[Start of Supplied data]
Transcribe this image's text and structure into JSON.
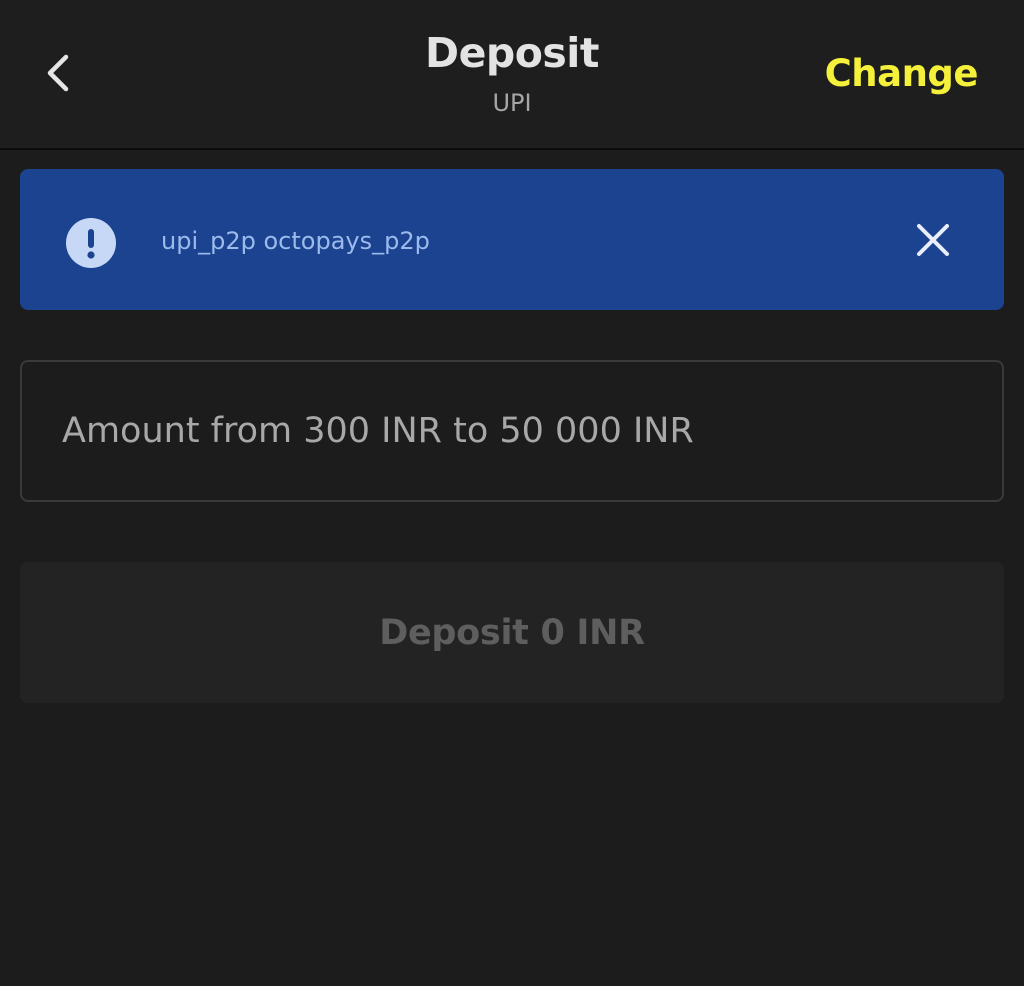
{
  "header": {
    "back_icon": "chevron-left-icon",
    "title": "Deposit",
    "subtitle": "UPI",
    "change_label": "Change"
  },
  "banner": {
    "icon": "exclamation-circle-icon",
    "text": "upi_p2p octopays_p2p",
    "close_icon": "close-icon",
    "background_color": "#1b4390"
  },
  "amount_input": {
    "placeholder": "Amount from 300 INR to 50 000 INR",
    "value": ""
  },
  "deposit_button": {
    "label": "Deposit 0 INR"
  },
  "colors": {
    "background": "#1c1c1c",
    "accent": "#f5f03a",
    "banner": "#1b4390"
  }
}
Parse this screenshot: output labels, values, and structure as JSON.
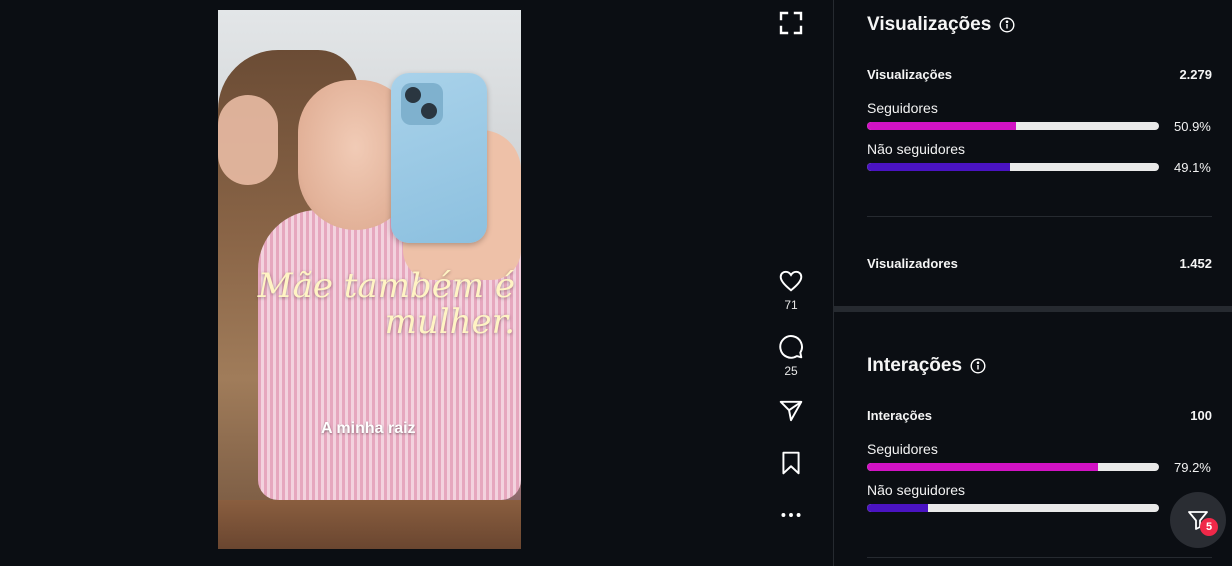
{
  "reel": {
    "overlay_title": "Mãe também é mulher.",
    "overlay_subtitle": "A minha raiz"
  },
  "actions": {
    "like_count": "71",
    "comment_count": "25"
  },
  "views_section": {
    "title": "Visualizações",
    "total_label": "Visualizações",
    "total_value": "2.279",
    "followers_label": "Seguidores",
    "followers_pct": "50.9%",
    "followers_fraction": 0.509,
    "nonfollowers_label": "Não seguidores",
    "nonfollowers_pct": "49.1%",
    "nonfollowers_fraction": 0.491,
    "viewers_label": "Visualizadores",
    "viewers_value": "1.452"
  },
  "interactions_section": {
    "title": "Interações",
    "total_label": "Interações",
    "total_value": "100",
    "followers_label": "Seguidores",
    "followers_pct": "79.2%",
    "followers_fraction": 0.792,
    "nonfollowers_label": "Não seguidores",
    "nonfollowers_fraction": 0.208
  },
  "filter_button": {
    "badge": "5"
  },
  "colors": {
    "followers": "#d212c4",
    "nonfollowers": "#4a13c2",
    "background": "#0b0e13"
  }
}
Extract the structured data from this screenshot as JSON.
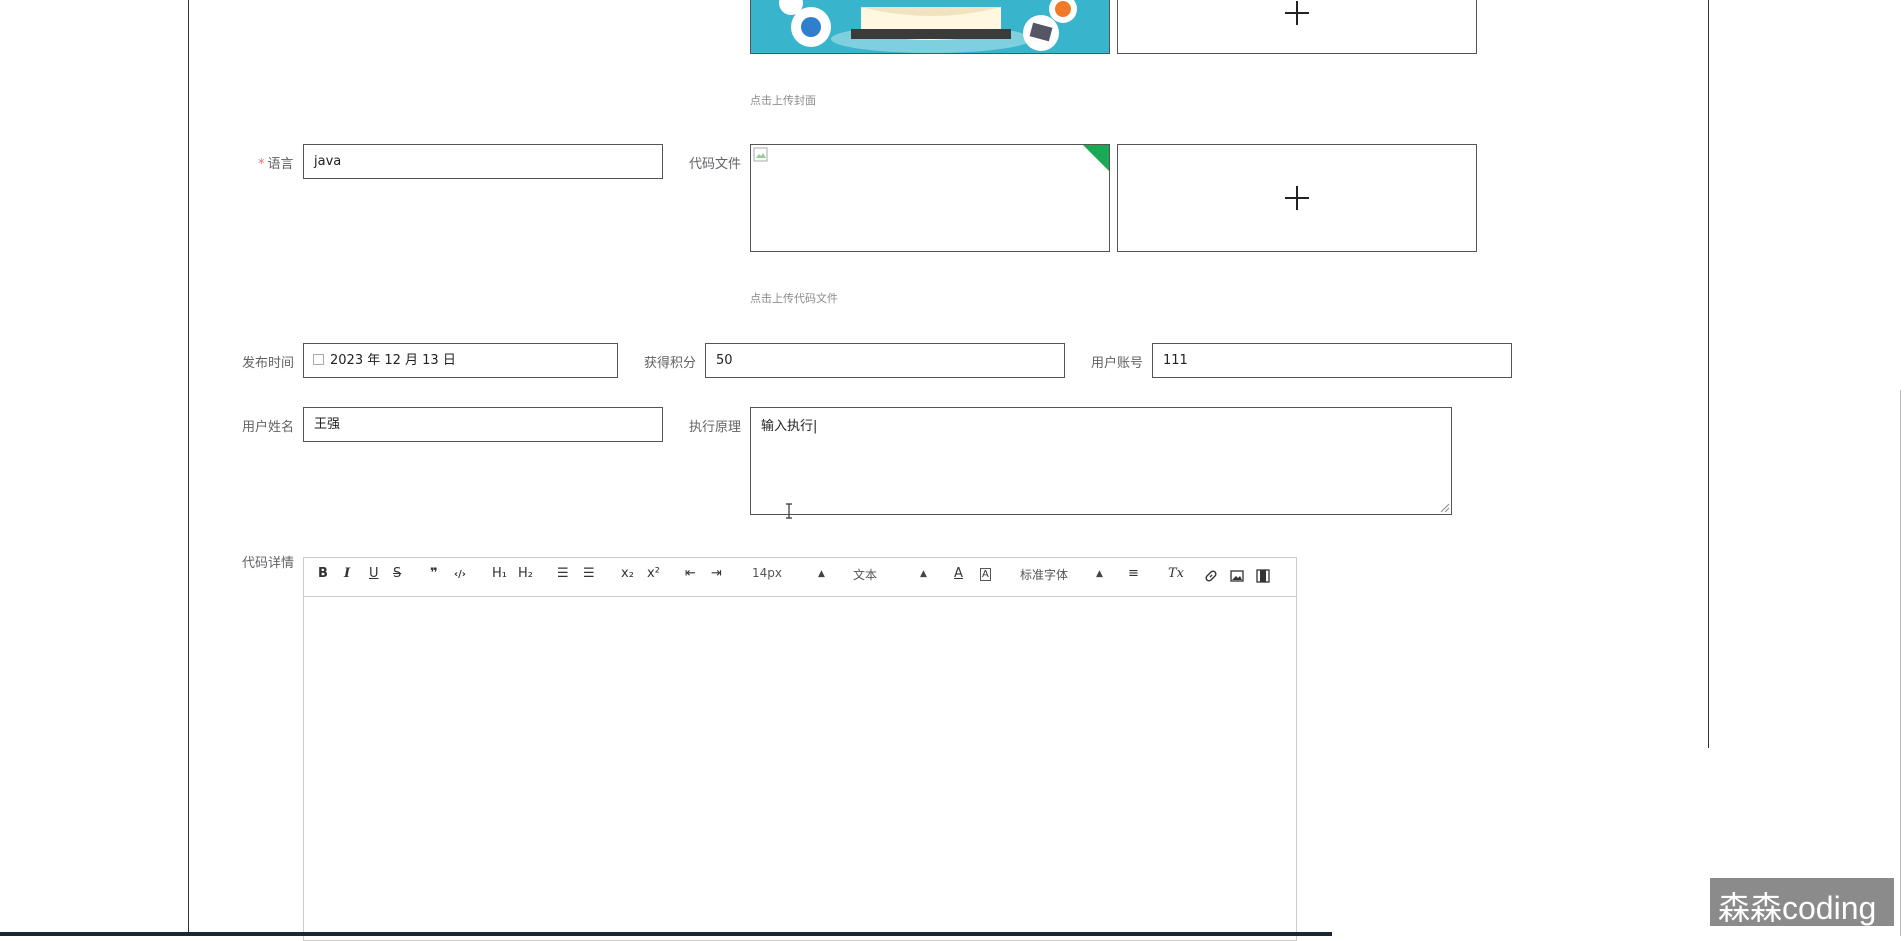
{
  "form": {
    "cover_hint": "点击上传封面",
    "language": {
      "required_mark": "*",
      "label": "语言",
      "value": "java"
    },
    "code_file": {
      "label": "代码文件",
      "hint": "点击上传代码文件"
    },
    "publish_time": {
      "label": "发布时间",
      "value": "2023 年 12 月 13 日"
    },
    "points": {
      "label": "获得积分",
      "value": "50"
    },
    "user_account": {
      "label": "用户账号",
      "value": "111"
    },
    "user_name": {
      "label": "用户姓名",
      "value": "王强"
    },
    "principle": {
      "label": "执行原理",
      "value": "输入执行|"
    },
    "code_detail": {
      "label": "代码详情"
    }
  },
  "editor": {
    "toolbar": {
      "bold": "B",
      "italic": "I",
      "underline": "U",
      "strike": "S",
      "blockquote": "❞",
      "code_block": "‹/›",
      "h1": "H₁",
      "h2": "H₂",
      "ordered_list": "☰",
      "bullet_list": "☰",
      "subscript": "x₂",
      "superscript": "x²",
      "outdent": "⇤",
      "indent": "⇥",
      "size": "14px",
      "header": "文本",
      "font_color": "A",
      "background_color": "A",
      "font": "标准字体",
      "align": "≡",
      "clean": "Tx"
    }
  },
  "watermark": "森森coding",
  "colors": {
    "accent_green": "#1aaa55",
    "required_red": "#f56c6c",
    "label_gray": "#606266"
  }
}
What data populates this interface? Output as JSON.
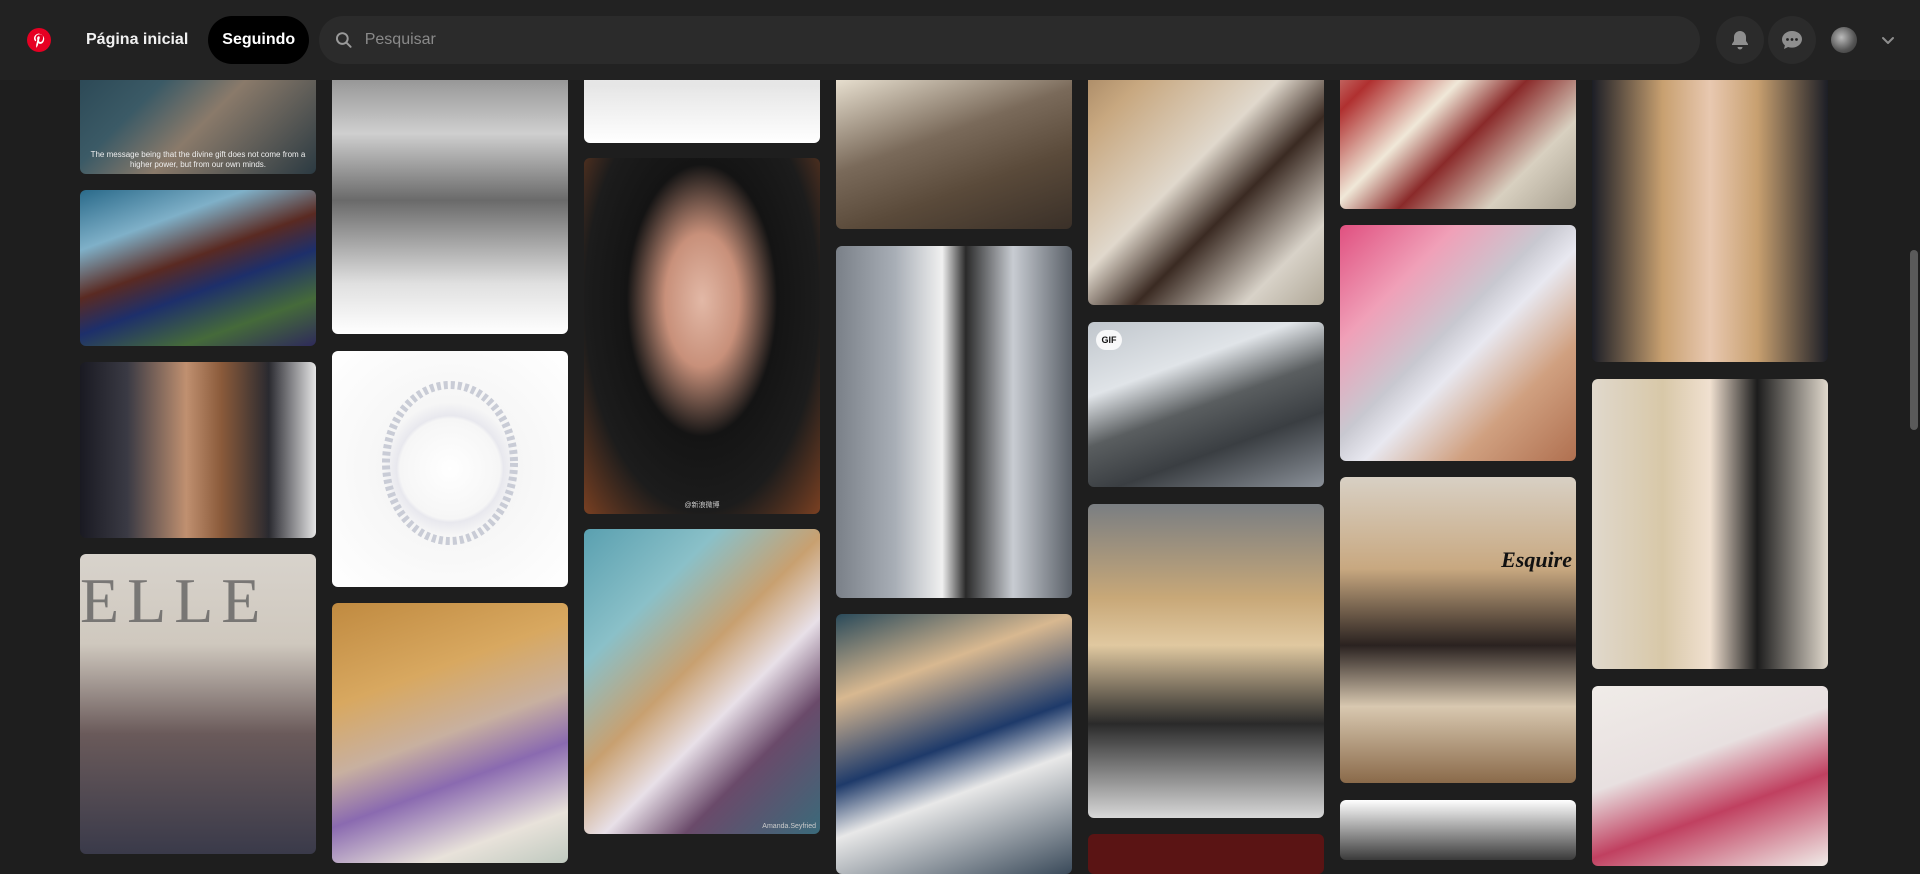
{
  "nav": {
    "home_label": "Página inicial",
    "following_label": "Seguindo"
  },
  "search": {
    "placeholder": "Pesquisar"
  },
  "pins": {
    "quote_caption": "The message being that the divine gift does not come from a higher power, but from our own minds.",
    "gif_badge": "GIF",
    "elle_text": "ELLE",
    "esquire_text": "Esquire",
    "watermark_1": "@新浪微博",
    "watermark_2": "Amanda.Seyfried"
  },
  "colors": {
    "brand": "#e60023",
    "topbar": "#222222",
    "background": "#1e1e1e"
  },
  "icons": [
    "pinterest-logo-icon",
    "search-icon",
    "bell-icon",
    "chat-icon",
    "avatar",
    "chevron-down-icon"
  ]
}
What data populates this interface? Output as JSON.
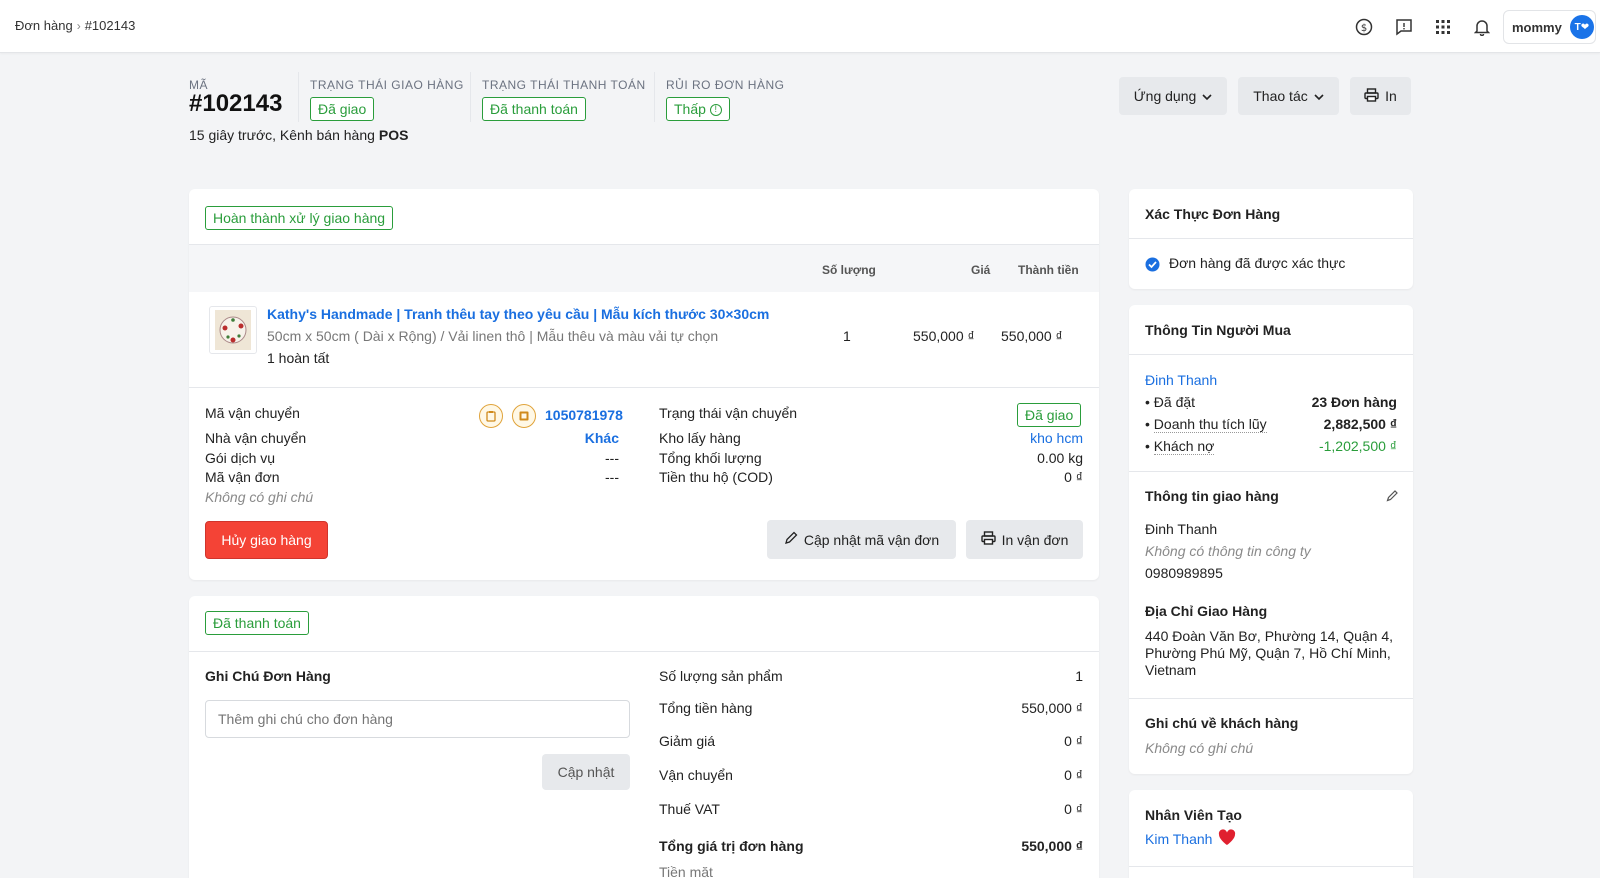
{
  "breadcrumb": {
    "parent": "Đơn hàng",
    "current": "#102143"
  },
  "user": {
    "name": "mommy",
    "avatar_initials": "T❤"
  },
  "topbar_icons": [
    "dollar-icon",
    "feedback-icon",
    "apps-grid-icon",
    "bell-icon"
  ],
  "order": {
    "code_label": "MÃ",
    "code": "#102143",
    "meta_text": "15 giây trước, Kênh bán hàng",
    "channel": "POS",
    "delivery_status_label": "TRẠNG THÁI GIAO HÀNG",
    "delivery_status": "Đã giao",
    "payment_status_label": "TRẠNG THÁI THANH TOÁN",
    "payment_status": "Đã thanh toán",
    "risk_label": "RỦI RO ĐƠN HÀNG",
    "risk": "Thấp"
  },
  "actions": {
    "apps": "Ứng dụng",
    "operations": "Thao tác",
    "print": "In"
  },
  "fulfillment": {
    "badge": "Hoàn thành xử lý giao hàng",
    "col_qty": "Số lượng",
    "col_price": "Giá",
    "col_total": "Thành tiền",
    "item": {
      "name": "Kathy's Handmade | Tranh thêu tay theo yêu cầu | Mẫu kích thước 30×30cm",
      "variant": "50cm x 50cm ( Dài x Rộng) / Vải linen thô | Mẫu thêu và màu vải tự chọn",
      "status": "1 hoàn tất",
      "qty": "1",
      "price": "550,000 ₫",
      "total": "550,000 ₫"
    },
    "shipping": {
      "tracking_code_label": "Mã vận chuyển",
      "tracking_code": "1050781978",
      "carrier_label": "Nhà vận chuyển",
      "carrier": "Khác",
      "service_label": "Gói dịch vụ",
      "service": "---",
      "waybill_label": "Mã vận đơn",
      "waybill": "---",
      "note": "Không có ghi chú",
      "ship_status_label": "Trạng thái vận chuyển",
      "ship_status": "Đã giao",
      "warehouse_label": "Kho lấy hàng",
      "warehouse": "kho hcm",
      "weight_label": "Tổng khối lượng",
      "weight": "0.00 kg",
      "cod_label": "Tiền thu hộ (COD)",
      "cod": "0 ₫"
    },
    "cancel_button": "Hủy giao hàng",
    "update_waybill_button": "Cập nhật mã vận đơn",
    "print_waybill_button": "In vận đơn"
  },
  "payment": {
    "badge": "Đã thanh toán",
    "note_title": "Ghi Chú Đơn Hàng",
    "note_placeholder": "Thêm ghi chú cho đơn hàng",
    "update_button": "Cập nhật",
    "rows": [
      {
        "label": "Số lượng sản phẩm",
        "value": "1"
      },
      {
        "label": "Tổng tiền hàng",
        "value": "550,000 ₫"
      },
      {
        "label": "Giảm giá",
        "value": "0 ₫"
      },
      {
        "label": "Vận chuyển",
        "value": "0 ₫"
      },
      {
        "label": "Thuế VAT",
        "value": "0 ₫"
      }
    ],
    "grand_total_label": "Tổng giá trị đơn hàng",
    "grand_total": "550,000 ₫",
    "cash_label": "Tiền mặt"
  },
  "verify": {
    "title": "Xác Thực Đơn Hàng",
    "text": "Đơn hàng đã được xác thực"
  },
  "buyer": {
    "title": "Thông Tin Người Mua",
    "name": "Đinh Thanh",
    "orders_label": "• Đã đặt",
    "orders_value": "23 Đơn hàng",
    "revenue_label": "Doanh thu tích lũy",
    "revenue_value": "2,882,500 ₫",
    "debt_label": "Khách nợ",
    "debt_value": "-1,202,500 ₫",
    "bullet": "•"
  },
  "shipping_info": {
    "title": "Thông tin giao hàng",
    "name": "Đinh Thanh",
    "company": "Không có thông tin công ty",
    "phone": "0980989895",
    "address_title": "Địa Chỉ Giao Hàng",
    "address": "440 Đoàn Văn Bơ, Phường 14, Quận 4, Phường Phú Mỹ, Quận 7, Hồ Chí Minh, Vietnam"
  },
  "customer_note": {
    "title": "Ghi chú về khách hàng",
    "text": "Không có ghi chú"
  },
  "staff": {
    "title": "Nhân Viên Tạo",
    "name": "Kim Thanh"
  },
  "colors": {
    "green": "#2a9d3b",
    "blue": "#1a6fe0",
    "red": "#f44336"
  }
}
[End of Supplied data]
> Problem details
List each line of the records that holds the string "chevron".

> Result for this exercise
    "back_icon": "chevron-left-icon",
    "chevron-down-icon"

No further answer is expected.